GIVEN INSTRUCTION
Scan the lines below for the word "interstitial". Copy each line you find it in.

DATA ROWS
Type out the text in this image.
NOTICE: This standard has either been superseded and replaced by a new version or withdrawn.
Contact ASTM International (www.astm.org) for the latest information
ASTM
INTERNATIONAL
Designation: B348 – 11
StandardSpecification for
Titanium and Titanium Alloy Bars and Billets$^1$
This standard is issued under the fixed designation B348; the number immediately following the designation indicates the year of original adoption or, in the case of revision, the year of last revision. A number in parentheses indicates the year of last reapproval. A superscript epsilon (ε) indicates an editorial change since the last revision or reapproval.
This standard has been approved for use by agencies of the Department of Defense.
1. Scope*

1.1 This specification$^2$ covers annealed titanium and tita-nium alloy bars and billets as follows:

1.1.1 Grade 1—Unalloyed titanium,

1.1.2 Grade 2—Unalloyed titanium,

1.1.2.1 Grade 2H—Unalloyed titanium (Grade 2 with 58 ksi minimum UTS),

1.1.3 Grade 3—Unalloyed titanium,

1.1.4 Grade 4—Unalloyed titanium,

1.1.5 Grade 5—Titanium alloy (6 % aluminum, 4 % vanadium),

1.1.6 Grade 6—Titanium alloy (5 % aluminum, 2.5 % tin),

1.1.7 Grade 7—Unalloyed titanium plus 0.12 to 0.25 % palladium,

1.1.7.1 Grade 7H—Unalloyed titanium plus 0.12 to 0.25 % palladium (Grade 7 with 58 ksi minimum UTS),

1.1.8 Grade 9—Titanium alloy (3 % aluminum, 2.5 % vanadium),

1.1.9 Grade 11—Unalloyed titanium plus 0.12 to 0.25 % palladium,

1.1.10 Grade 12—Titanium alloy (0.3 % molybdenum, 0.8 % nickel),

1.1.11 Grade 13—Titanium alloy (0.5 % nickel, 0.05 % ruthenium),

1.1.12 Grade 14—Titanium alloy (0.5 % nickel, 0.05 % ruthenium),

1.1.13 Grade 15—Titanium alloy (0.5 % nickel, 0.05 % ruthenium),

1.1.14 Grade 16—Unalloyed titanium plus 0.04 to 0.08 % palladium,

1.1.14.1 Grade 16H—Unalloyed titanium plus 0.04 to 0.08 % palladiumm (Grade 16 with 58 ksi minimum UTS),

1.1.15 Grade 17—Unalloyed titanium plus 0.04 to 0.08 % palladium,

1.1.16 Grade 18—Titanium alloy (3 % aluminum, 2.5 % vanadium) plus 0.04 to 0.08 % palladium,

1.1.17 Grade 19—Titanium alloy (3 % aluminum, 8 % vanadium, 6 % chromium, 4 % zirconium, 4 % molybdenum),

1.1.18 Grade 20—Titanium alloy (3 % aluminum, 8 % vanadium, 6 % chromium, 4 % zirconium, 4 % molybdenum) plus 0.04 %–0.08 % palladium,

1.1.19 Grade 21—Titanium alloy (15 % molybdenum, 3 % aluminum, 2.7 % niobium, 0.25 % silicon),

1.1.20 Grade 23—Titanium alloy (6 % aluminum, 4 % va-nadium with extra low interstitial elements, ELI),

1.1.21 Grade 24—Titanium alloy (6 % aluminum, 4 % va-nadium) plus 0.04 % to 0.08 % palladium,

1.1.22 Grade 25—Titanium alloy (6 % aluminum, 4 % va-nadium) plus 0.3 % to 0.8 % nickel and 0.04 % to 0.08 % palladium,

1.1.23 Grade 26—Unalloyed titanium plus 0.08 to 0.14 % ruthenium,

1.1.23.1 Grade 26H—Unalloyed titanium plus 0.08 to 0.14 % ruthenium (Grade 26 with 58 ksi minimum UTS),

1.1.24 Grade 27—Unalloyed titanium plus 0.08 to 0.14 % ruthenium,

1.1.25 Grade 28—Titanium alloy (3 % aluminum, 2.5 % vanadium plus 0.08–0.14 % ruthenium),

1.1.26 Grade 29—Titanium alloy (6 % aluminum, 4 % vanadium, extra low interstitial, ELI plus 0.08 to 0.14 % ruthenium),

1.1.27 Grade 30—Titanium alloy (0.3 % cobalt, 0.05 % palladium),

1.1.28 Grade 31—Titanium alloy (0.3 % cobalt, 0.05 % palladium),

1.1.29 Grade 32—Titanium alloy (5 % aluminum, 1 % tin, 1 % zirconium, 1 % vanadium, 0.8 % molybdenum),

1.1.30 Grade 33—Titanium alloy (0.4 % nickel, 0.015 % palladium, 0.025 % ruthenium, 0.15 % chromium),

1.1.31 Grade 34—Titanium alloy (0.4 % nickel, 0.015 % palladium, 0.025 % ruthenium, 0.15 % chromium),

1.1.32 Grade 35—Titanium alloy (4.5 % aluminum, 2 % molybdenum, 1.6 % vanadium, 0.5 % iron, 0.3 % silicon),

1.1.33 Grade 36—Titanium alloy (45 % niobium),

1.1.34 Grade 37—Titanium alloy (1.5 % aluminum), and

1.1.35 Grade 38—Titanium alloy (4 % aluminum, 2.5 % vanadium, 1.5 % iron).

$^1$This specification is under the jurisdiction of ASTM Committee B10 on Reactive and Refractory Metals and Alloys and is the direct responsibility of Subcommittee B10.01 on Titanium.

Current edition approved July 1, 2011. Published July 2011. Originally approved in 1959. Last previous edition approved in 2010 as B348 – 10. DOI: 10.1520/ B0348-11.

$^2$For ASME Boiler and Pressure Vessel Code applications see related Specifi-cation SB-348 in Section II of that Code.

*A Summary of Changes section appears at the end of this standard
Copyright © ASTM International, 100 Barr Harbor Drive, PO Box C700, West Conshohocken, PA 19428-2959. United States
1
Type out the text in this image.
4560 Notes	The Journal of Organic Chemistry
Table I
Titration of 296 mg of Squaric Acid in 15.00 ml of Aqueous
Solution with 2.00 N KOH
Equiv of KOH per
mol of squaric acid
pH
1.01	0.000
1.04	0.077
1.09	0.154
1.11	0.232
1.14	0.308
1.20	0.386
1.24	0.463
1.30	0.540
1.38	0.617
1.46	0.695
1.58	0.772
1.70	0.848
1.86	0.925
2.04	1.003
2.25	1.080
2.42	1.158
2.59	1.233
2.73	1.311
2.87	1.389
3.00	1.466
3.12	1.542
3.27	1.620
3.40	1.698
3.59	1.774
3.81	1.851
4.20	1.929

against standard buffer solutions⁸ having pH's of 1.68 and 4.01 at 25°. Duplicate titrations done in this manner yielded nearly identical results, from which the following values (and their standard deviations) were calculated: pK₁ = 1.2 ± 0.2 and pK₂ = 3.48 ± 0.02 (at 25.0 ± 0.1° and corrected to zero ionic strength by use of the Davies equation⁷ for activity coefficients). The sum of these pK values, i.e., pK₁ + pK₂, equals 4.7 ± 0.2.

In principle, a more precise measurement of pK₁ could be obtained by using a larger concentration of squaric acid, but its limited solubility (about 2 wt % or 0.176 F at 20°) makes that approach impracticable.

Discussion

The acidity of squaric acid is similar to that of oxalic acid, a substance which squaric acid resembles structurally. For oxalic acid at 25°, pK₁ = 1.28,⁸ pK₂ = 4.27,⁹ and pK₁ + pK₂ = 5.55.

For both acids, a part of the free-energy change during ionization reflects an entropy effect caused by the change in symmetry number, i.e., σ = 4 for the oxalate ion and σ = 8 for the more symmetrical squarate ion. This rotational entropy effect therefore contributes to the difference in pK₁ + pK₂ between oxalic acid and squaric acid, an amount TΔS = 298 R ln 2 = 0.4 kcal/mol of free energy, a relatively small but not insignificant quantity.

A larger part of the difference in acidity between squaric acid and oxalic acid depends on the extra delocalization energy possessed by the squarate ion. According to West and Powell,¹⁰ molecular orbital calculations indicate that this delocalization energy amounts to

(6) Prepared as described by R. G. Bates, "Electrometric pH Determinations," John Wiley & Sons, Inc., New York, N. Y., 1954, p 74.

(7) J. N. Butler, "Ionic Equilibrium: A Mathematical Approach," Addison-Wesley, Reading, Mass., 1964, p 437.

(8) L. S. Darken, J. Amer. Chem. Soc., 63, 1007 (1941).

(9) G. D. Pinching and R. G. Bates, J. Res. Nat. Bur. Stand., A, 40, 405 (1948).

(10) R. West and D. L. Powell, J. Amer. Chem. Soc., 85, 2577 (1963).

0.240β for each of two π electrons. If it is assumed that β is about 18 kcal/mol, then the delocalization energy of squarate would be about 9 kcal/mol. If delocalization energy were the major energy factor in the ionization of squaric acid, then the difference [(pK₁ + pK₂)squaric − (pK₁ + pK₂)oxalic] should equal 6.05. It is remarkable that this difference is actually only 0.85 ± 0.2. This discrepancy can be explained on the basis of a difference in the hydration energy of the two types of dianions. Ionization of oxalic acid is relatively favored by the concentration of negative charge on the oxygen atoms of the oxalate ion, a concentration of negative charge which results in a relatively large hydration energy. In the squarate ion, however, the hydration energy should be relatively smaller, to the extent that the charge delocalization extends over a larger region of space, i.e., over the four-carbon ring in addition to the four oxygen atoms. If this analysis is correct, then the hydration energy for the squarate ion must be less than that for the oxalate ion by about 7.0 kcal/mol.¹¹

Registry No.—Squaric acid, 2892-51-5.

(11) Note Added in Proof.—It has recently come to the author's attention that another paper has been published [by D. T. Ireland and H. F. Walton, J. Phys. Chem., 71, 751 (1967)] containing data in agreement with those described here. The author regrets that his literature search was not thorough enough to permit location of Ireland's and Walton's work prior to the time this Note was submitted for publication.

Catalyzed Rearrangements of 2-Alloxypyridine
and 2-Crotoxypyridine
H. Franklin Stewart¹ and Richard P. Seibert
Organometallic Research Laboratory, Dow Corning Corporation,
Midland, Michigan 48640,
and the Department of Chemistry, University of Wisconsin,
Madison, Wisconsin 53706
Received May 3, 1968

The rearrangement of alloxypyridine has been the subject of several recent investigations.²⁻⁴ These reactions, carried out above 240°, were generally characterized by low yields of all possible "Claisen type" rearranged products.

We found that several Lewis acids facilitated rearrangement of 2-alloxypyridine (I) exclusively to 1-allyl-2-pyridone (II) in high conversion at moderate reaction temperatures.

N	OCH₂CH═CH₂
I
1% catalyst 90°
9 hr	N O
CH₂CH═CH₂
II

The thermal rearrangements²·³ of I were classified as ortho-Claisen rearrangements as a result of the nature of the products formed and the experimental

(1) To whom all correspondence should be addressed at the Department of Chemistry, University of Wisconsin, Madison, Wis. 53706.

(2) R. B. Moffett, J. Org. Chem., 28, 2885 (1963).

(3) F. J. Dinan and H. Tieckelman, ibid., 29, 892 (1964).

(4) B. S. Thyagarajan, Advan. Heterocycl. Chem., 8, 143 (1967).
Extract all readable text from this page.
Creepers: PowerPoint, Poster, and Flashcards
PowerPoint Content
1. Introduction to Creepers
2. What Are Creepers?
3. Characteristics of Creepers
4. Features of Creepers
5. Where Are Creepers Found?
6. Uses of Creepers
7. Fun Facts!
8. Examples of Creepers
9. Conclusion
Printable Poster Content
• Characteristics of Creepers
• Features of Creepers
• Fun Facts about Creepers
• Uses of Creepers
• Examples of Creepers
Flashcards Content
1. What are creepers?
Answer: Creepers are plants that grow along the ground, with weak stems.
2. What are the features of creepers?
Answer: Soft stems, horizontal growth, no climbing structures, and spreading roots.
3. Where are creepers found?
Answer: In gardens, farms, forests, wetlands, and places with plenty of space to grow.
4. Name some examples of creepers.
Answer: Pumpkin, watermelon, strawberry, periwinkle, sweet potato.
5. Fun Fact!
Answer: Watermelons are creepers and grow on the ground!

SOLUTION TO THIS EXERCISE
1.1.20 Grade 23—Titanium alloy (6 % aluminum, 4 % va-nadium with extra low interstitial elements, ELI),
1.1.26 Grade 29—Titanium alloy (6 % aluminum, 4 % vanadium, extra low interstitial, ELI plus 0.08 to 0.14 % ruthenium),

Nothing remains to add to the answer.